## Stated goal
Identify each line below that contains the word "grid", and copy it out.

## Record set
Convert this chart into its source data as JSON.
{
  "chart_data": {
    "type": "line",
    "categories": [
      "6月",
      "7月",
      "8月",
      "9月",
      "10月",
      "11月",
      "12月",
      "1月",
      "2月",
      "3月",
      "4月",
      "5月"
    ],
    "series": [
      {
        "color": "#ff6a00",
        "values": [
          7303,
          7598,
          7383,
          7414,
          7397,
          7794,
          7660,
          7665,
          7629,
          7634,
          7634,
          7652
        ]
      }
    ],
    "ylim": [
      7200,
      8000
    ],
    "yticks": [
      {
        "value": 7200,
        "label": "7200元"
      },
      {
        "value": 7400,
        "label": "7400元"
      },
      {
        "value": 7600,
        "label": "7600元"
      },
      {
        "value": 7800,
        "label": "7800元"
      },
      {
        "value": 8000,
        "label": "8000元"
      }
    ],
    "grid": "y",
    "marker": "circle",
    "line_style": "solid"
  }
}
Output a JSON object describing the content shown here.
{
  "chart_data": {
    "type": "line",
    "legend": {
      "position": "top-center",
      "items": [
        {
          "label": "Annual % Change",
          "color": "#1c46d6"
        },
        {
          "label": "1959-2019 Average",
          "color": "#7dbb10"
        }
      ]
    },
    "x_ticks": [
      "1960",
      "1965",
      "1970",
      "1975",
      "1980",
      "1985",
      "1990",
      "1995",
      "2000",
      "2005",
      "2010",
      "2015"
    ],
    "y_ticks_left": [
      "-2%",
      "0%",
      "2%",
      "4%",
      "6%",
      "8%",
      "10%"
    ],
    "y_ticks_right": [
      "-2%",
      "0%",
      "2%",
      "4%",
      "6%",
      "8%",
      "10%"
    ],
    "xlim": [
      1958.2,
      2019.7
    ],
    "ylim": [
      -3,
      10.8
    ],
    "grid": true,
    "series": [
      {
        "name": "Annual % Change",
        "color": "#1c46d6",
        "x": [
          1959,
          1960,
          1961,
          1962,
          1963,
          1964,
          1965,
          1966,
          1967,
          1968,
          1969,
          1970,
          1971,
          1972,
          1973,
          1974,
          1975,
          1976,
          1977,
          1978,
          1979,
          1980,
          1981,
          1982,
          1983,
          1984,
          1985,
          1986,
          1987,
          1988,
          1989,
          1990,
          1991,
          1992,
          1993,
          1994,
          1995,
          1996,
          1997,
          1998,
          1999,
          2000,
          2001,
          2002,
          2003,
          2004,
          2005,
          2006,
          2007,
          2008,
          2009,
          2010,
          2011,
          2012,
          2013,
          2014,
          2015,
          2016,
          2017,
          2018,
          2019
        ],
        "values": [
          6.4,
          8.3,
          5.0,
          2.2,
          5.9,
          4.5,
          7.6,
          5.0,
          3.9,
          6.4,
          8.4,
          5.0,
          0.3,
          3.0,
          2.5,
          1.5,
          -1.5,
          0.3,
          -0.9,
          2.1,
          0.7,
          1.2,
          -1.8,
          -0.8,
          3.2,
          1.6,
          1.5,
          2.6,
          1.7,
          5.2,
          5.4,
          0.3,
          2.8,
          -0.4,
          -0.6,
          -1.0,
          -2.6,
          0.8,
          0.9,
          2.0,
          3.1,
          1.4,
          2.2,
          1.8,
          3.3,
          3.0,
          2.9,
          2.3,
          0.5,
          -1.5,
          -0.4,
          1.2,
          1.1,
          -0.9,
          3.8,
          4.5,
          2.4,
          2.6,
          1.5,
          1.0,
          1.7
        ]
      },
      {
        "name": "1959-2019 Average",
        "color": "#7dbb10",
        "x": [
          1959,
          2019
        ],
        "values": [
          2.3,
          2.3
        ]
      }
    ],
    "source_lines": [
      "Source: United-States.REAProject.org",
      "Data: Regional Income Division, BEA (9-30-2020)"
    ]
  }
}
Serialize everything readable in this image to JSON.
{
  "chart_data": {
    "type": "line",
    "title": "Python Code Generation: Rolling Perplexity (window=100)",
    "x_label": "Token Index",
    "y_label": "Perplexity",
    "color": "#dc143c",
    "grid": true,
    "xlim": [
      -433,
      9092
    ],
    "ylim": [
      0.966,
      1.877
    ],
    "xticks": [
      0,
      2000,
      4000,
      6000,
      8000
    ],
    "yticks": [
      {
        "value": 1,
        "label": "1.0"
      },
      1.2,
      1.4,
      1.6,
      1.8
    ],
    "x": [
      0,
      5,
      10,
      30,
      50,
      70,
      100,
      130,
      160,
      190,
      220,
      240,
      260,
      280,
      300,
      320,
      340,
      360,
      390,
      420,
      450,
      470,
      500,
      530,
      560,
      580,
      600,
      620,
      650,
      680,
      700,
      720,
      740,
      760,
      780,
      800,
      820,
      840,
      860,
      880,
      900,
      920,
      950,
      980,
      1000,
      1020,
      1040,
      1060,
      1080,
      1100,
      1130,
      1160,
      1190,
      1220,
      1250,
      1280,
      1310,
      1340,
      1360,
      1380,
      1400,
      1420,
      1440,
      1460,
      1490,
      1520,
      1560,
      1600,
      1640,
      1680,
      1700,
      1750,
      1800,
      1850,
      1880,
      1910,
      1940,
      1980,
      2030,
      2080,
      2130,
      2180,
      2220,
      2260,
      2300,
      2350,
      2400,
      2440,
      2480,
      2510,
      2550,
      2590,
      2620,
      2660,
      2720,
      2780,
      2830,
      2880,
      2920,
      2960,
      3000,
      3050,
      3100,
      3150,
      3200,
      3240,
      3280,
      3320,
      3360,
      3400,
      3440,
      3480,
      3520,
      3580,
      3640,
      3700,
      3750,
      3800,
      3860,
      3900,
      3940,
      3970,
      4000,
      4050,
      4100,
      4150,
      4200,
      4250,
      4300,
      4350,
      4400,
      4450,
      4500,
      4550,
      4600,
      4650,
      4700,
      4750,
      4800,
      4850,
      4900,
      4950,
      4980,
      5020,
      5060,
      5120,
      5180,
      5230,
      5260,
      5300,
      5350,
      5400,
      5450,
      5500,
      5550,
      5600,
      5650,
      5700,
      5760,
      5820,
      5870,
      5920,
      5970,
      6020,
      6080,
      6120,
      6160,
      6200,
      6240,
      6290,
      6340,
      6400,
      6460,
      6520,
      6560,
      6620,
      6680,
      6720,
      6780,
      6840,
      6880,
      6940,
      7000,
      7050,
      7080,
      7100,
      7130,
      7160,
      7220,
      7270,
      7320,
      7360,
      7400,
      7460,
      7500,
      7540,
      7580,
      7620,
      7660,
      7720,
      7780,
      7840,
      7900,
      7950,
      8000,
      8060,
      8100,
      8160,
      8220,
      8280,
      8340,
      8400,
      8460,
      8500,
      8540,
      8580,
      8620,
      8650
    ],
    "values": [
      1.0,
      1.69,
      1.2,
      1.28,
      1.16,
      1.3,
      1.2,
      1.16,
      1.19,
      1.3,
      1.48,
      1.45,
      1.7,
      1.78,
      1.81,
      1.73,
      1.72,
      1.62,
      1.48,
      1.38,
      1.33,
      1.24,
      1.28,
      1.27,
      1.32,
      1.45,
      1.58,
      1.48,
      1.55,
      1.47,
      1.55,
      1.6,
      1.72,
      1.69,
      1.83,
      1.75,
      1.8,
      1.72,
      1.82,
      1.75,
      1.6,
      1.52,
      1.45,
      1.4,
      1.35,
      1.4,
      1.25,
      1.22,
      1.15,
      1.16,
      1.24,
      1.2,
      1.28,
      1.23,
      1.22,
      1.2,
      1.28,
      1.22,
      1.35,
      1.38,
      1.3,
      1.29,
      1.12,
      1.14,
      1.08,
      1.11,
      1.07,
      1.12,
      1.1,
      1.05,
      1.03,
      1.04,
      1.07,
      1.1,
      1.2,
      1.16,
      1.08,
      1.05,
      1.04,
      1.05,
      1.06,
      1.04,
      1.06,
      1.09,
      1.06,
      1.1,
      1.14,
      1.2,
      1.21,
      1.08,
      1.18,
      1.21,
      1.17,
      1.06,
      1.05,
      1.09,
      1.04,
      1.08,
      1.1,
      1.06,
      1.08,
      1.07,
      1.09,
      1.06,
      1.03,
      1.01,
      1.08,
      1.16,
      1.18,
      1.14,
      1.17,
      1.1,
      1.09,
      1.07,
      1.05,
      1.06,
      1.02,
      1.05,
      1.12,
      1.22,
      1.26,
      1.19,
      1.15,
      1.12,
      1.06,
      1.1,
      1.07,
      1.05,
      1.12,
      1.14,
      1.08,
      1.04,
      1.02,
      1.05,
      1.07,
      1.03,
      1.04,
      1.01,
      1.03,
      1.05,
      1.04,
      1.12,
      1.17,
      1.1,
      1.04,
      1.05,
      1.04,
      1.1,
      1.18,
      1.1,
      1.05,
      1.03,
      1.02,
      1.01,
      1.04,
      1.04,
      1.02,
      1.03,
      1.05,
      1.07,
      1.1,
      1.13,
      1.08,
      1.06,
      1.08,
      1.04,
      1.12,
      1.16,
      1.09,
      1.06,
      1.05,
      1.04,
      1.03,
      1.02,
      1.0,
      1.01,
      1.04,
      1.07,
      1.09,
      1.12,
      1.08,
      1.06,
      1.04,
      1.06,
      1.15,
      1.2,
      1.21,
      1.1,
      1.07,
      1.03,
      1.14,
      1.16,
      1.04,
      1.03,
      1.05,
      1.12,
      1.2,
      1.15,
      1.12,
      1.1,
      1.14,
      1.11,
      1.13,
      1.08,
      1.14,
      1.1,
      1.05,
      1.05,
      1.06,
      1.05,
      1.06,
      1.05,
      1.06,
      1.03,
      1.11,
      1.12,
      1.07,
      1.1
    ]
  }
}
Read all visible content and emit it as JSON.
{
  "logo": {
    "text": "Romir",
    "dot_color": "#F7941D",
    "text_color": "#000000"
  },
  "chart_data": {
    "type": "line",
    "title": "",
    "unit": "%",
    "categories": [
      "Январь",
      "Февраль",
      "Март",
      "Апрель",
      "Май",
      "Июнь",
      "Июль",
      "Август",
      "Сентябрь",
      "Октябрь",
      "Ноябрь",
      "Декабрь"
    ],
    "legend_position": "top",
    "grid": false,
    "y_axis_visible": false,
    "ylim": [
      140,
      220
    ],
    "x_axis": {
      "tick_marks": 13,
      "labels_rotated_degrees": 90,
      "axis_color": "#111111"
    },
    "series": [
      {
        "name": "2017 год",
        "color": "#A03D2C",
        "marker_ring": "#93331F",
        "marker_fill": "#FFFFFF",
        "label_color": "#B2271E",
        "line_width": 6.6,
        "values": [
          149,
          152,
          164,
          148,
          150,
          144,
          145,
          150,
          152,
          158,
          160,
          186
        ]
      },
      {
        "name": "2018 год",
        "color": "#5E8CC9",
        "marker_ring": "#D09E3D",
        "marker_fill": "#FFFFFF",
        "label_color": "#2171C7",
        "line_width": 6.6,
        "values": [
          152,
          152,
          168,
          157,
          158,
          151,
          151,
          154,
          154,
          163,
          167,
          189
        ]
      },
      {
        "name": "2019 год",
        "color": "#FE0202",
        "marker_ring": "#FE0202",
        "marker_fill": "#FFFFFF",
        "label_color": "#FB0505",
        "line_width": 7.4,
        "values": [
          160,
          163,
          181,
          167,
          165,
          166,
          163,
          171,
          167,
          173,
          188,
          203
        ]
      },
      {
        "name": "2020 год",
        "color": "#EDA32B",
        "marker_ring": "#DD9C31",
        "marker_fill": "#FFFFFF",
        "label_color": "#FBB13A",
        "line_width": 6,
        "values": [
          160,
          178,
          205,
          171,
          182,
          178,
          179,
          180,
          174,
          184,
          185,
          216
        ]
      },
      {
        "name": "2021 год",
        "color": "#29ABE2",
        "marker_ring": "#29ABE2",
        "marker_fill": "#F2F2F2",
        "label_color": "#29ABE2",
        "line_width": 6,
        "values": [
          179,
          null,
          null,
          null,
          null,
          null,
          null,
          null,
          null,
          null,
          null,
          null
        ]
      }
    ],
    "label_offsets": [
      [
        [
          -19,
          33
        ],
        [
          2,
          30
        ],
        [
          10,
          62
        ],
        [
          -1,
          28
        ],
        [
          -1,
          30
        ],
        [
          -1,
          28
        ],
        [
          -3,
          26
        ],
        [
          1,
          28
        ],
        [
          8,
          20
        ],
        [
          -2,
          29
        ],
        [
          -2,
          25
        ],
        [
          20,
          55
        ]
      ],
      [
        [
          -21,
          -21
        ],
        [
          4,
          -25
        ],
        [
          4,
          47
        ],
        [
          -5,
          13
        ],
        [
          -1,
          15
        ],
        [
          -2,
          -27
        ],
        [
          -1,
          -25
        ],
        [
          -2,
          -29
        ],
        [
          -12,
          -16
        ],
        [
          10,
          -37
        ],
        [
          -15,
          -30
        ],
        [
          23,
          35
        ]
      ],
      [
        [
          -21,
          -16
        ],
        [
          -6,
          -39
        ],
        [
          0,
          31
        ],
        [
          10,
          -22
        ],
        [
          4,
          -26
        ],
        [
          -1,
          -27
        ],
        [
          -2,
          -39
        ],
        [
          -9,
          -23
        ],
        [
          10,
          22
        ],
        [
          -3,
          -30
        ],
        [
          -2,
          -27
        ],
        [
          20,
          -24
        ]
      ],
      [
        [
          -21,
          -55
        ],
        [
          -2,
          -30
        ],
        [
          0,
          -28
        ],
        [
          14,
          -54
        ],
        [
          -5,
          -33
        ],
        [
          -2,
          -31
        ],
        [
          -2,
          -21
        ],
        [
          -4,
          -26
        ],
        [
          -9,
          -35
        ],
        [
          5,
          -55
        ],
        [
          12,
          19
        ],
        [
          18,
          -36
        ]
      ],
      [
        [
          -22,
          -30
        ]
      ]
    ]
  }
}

## Reply to the task
    "grid": "y",
    "grid": true,
    "grid": true,
    "grid": false,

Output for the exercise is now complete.